Given problem:
Find the string "Global" in the data, then copy every line where it is found.

***** Material provided *****

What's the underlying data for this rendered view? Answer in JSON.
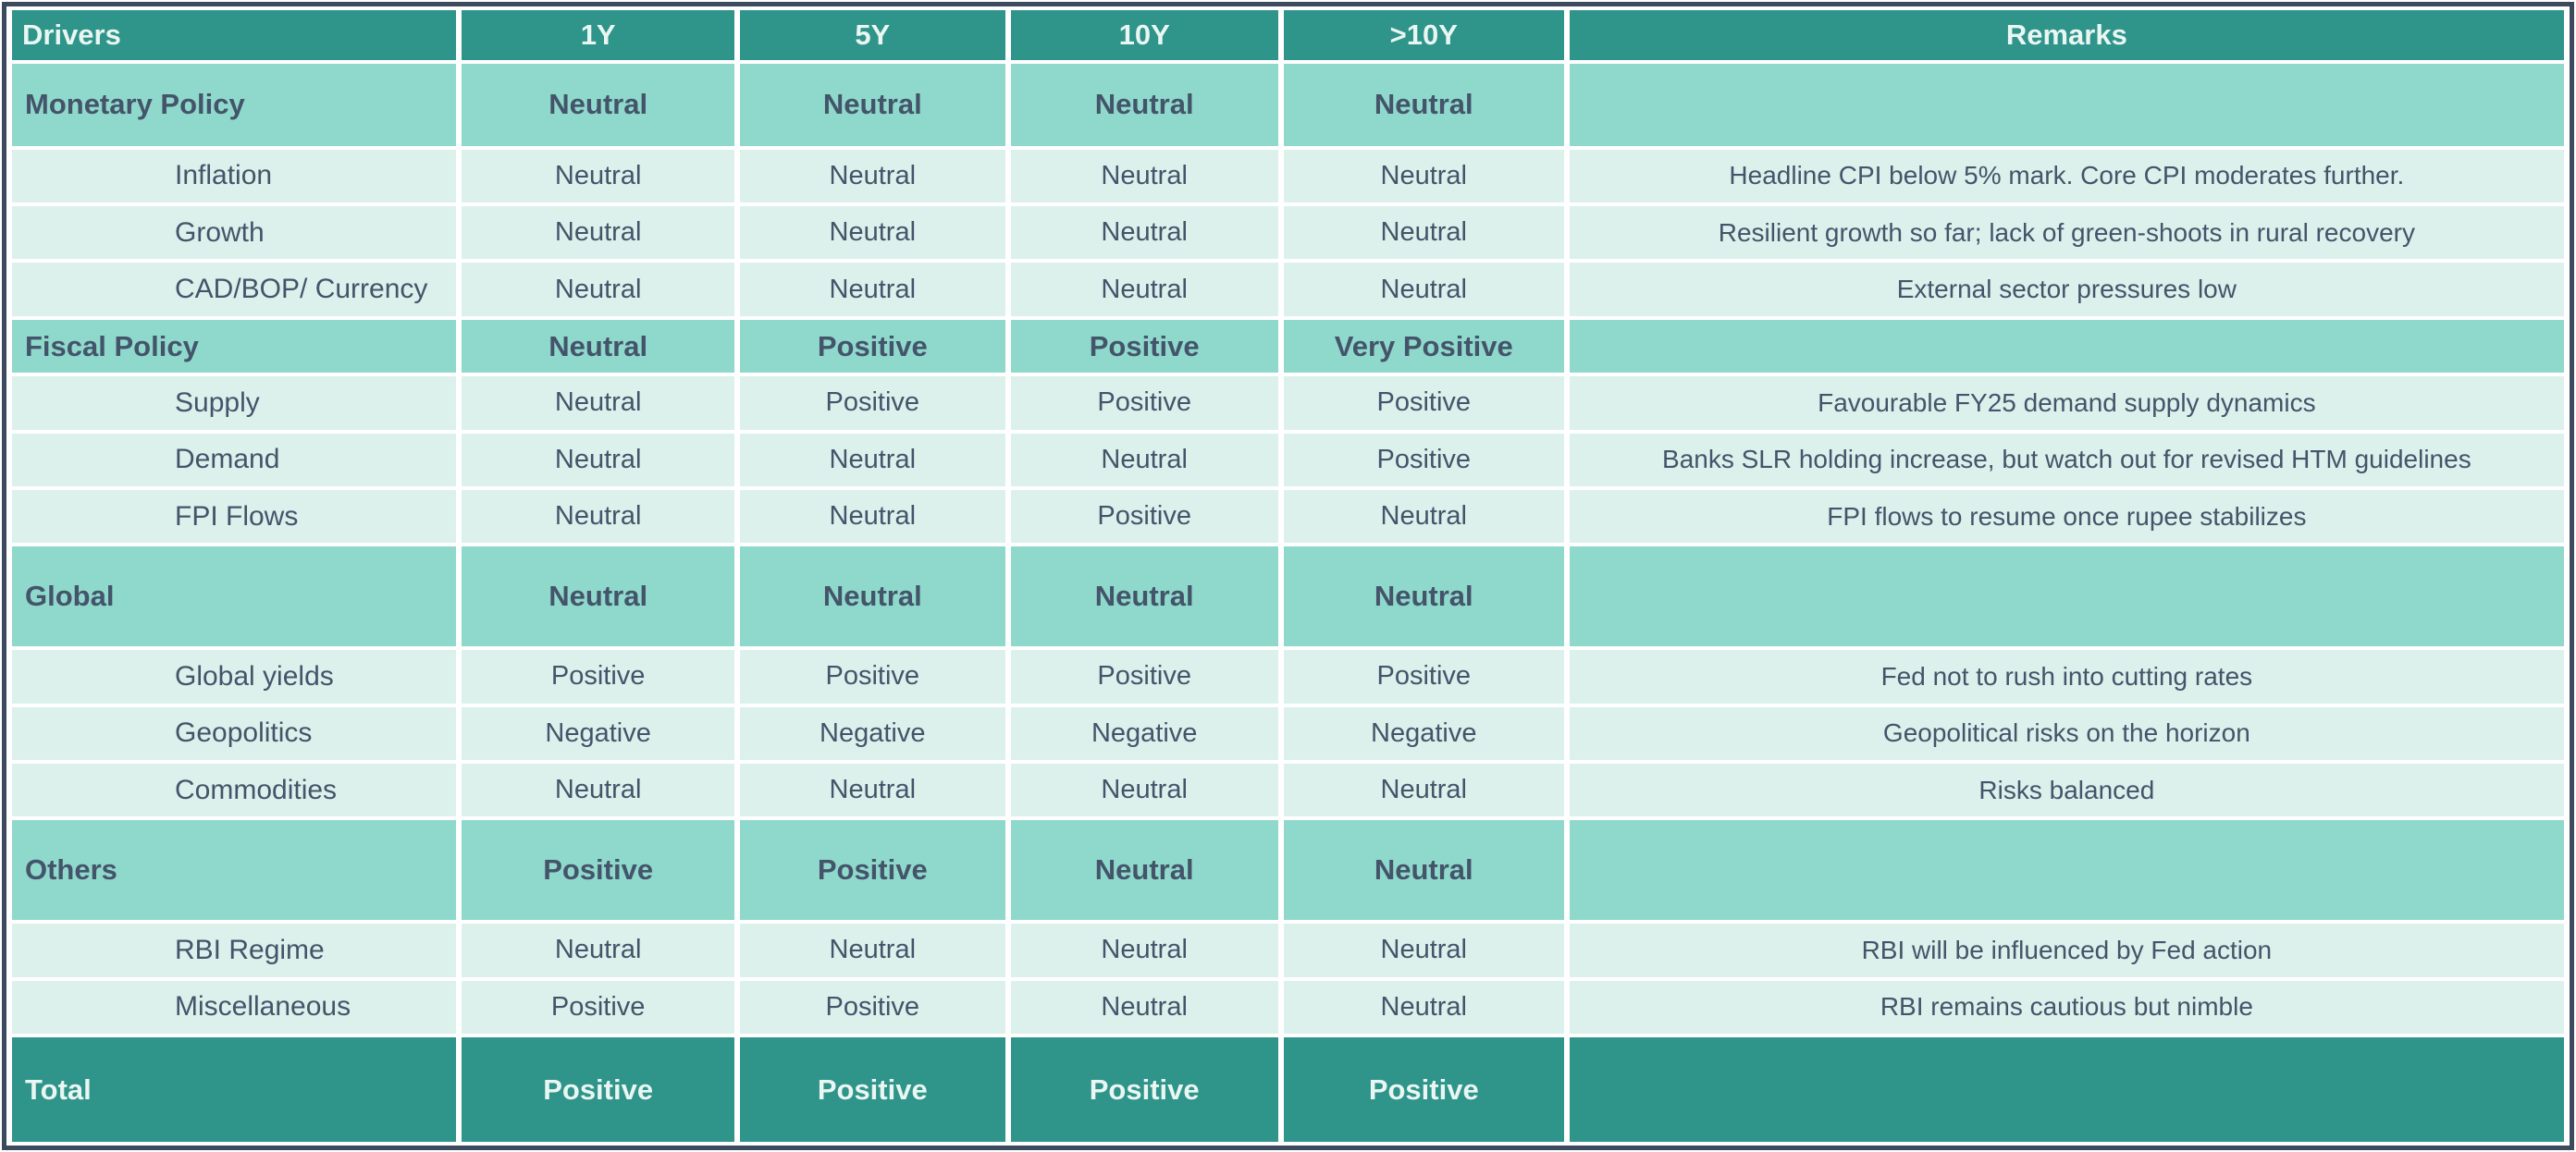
{
  "table": {
    "colors": {
      "header_bg": "#2F948A",
      "header_text": "#E9F6F2",
      "category_bg": "#8FD9CC",
      "detail_bg": "#DCF1EC",
      "text_dark": "#44546A",
      "total_bg": "#2F948A",
      "total_text": "#E9F6F2",
      "gridline": "#FFFFFF",
      "frame_border": "#3C4A5E"
    },
    "columns": [
      "Drivers",
      "1Y",
      "5Y",
      "10Y",
      ">10Y",
      "Remarks"
    ],
    "rows": [
      {
        "type": "category",
        "size": "tall",
        "driver": "Monetary Policy",
        "values": [
          "Neutral",
          "Neutral",
          "Neutral",
          "Neutral"
        ],
        "remark": ""
      },
      {
        "type": "detail",
        "size": "normal",
        "driver": "Inflation",
        "values": [
          "Neutral",
          "Neutral",
          "Neutral",
          "Neutral"
        ],
        "remark": "Headline CPI below 5% mark. Core CPI moderates further."
      },
      {
        "type": "detail",
        "size": "normal",
        "driver": "Growth",
        "values": [
          "Neutral",
          "Neutral",
          "Neutral",
          "Neutral"
        ],
        "remark": "Resilient growth so far; lack of green-shoots in rural recovery"
      },
      {
        "type": "detail",
        "size": "normal",
        "driver": "CAD/BOP/ Currency",
        "values": [
          "Neutral",
          "Neutral",
          "Neutral",
          "Neutral"
        ],
        "remark": "External sector pressures low"
      },
      {
        "type": "category",
        "size": "normal",
        "driver": "Fiscal Policy",
        "values": [
          "Neutral",
          "Positive",
          "Positive",
          "Very Positive"
        ],
        "remark": ""
      },
      {
        "type": "detail",
        "size": "normal",
        "driver": "Supply",
        "values": [
          "Neutral",
          "Positive",
          "Positive",
          "Positive"
        ],
        "remark": "Favourable FY25 demand supply dynamics"
      },
      {
        "type": "detail",
        "size": "normal",
        "driver": "Demand",
        "values": [
          "Neutral",
          "Neutral",
          "Neutral",
          "Positive"
        ],
        "remark": "Banks SLR holding increase, but watch out for revised HTM guidelines"
      },
      {
        "type": "detail",
        "size": "normal",
        "driver": "FPI Flows",
        "values": [
          "Neutral",
          "Neutral",
          "Positive",
          "Neutral"
        ],
        "remark": "FPI flows to resume once rupee stabilizes"
      },
      {
        "type": "category",
        "size": "xl",
        "driver": "Global",
        "values": [
          "Neutral",
          "Neutral",
          "Neutral",
          "Neutral"
        ],
        "remark": ""
      },
      {
        "type": "detail",
        "size": "normal",
        "driver": "Global yields",
        "values": [
          "Positive",
          "Positive",
          "Positive",
          "Positive"
        ],
        "remark": "Fed not to rush into cutting rates"
      },
      {
        "type": "detail",
        "size": "normal",
        "driver": "Geopolitics",
        "values": [
          "Negative",
          "Negative",
          "Negative",
          "Negative"
        ],
        "remark": "Geopolitical risks on the horizon"
      },
      {
        "type": "detail",
        "size": "normal",
        "driver": "Commodities",
        "values": [
          "Neutral",
          "Neutral",
          "Neutral",
          "Neutral"
        ],
        "remark": "Risks balanced"
      },
      {
        "type": "category",
        "size": "xl",
        "driver": "Others",
        "values": [
          "Positive",
          "Positive",
          "Neutral",
          "Neutral"
        ],
        "remark": ""
      },
      {
        "type": "detail",
        "size": "normal",
        "driver": "RBI Regime",
        "values": [
          "Neutral",
          "Neutral",
          "Neutral",
          "Neutral"
        ],
        "remark": "RBI will be influenced by Fed action"
      },
      {
        "type": "detail",
        "size": "normal",
        "driver": "Miscellaneous",
        "values": [
          "Positive",
          "Positive",
          "Neutral",
          "Neutral"
        ],
        "remark": "RBI remains cautious but nimble"
      },
      {
        "type": "total",
        "size": "total",
        "driver": "Total",
        "values": [
          "Positive",
          "Positive",
          "Positive",
          "Positive"
        ],
        "remark": ""
      }
    ]
  }
}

*****

Response:
        "driver": "Global",
        "driver": "Global yields",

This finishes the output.